* [SHORT PROBLEM]:
Copy the following lines verbatim, beginning at the line that contains "settings-window: 设置 主页" and stopping after the line that contains "used-space-label: 已使用 35.8".

* [MATERIAL SHOWN]:
-=-=-=-=-
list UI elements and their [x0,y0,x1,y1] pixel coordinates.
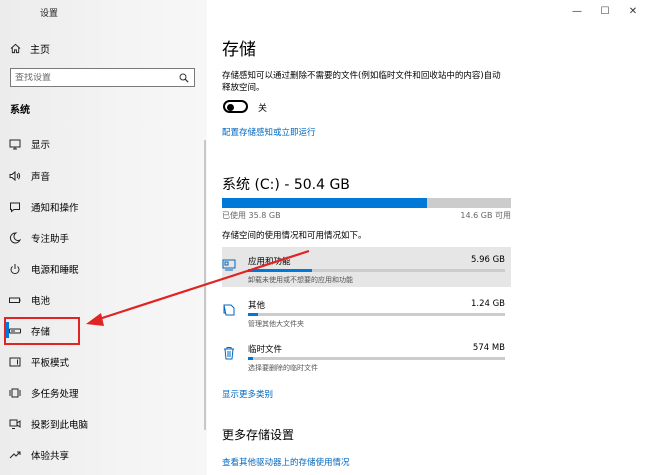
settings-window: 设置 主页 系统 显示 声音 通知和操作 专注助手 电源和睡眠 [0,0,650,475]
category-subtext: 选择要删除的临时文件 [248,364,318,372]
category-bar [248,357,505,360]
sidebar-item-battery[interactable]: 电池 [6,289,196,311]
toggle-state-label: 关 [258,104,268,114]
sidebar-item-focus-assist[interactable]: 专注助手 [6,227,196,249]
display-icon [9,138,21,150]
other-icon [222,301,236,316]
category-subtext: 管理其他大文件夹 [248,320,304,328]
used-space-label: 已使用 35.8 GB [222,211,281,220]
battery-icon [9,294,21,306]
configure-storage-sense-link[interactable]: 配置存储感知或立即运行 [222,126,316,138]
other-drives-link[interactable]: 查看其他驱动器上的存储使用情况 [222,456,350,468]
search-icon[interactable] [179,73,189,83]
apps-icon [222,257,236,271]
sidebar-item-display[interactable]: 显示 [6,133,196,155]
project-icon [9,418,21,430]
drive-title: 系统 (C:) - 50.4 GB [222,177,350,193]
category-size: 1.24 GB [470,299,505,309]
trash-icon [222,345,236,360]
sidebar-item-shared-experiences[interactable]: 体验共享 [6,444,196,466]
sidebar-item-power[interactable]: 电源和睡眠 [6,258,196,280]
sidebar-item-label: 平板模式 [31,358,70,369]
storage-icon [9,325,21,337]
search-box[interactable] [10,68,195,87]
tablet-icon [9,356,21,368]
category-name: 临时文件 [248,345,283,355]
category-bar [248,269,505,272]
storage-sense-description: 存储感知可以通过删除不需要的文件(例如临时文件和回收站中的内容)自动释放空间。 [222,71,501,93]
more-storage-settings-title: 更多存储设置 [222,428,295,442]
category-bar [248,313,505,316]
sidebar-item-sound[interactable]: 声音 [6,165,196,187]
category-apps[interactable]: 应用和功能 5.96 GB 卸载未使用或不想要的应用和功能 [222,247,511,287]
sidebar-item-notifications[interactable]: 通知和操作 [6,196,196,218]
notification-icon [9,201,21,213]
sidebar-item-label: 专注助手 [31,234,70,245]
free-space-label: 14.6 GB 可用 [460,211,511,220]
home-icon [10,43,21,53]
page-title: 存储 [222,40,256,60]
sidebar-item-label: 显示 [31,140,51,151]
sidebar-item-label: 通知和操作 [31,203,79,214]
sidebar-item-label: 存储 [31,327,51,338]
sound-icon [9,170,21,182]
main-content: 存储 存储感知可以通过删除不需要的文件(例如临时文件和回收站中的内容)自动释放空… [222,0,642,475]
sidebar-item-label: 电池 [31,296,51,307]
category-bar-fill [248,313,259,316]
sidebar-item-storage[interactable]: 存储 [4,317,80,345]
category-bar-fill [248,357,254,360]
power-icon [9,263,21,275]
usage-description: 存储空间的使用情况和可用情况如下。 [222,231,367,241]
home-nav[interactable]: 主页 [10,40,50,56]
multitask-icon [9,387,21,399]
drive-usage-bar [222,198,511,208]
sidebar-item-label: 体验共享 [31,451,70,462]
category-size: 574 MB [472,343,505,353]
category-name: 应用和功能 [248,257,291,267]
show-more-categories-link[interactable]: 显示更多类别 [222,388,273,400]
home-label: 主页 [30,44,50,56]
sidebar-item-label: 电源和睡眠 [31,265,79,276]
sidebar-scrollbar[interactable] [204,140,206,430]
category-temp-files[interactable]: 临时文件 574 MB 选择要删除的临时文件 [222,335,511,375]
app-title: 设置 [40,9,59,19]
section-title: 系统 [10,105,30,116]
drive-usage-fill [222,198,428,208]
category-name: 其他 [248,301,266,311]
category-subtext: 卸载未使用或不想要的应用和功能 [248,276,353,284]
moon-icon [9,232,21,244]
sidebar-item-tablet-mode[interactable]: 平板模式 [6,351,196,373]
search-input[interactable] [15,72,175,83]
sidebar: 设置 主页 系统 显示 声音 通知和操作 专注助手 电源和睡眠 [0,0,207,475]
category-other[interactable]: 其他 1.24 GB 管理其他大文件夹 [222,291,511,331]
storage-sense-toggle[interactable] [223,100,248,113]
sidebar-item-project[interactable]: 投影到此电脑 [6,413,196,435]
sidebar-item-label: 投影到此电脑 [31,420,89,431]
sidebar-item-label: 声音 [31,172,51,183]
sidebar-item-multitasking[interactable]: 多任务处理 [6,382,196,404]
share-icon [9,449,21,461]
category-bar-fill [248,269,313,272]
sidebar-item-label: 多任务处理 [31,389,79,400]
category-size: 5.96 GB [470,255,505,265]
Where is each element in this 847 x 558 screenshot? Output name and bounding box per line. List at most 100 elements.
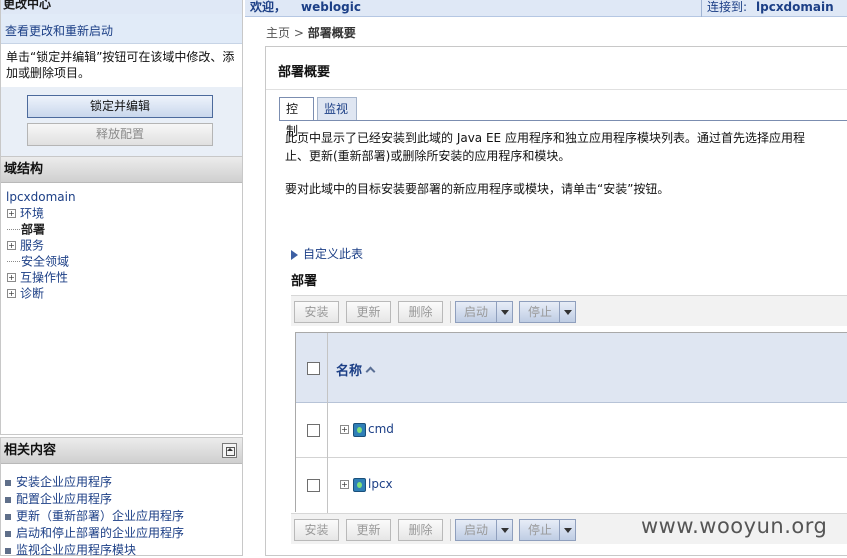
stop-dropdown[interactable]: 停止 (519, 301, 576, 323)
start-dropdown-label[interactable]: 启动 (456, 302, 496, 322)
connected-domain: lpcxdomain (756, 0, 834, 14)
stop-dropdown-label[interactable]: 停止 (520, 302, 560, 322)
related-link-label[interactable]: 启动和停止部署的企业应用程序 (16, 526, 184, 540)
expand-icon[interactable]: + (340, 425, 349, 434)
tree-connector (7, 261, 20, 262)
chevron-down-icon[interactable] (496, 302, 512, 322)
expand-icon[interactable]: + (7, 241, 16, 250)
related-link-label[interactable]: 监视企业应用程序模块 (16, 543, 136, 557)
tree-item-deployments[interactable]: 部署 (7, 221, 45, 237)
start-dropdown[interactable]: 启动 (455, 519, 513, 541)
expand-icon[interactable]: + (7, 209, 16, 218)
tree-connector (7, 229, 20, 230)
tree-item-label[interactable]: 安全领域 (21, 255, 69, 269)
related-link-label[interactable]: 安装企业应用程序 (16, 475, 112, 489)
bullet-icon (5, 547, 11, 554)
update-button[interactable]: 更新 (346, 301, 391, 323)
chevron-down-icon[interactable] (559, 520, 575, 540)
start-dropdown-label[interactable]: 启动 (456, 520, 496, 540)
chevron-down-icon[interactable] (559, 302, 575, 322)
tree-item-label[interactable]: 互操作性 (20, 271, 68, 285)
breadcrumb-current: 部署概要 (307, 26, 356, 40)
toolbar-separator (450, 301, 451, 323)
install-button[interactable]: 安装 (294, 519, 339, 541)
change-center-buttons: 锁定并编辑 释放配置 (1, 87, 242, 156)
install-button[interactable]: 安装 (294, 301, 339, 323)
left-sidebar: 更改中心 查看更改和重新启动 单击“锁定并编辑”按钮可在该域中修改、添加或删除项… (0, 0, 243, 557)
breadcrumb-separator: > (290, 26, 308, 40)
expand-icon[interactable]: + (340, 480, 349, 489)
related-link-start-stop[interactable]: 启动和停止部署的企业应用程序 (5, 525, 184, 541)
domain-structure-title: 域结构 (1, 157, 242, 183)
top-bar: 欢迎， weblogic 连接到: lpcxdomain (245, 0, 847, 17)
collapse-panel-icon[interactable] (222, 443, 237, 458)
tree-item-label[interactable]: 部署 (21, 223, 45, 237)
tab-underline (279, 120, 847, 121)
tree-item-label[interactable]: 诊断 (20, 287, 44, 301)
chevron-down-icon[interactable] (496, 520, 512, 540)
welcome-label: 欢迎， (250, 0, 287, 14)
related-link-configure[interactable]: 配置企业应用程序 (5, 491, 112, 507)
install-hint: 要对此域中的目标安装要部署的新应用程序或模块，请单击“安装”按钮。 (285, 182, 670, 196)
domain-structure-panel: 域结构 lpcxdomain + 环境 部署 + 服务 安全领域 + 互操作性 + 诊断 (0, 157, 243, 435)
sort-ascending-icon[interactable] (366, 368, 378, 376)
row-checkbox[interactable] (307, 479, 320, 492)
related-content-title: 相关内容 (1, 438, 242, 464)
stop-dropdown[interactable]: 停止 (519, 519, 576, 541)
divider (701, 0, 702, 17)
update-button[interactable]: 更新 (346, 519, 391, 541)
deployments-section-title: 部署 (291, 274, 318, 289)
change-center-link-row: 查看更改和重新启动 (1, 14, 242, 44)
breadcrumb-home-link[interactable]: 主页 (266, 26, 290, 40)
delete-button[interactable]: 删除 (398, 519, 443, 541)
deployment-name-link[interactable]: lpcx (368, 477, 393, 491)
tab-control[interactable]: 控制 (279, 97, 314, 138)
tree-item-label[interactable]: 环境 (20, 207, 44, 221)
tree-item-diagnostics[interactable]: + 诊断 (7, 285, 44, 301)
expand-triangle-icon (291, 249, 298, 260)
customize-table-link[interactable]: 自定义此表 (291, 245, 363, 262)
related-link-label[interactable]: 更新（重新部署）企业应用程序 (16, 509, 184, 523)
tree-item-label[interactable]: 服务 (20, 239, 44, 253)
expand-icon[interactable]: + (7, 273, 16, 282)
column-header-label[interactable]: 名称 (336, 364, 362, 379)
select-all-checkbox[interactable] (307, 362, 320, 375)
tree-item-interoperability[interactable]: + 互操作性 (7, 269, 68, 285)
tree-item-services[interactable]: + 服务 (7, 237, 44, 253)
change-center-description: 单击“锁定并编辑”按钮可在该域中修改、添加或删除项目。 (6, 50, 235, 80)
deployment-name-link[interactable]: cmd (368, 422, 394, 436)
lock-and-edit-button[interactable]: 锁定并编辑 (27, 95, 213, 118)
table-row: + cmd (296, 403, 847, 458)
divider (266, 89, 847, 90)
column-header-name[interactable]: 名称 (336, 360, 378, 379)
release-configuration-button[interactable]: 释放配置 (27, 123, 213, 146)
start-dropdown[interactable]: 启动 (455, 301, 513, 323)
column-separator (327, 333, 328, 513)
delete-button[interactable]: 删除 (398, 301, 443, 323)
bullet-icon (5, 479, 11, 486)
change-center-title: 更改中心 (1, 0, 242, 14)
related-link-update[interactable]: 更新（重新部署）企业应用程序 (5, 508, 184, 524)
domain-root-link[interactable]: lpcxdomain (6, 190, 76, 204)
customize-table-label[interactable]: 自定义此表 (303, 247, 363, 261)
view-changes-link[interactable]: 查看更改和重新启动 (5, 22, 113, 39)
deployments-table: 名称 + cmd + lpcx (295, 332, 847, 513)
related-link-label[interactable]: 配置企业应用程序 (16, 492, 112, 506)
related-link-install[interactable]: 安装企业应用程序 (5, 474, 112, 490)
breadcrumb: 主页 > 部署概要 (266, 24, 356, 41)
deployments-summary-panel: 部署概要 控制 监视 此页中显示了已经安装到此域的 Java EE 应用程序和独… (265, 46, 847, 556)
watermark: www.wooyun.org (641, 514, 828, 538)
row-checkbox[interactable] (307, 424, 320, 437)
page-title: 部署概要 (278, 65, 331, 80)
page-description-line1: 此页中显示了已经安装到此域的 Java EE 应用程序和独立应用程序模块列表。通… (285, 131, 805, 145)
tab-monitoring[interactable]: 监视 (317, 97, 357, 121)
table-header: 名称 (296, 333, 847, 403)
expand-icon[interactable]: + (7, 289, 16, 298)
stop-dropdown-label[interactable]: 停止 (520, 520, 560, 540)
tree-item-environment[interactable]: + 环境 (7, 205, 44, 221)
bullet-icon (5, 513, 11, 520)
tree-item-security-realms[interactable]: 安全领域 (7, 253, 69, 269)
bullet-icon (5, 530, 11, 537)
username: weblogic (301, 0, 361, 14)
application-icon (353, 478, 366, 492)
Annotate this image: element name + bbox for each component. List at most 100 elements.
-=-=-=-=-
* [CORRECT ANSWER]:
settings-window: 设置 主页 系统 显示 声音 通知和操作 专注助手 电源和睡眠 [0,0,650,475]
category-subtext: 选择要删除的临时文件 [248,364,318,372]
category-bar [248,357,505,360]
sidebar-item-battery[interactable]: 电池 [6,289,196,311]
toggle-state-label: 关 [258,104,268,114]
sidebar-item-focus-assist[interactable]: 专注助手 [6,227,196,249]
display-icon [9,138,21,150]
other-icon [222,301,236,316]
category-subtext: 管理其他大文件夹 [248,320,304,328]
used-space-label: 已使用 35.8 GB [222,211,281,220]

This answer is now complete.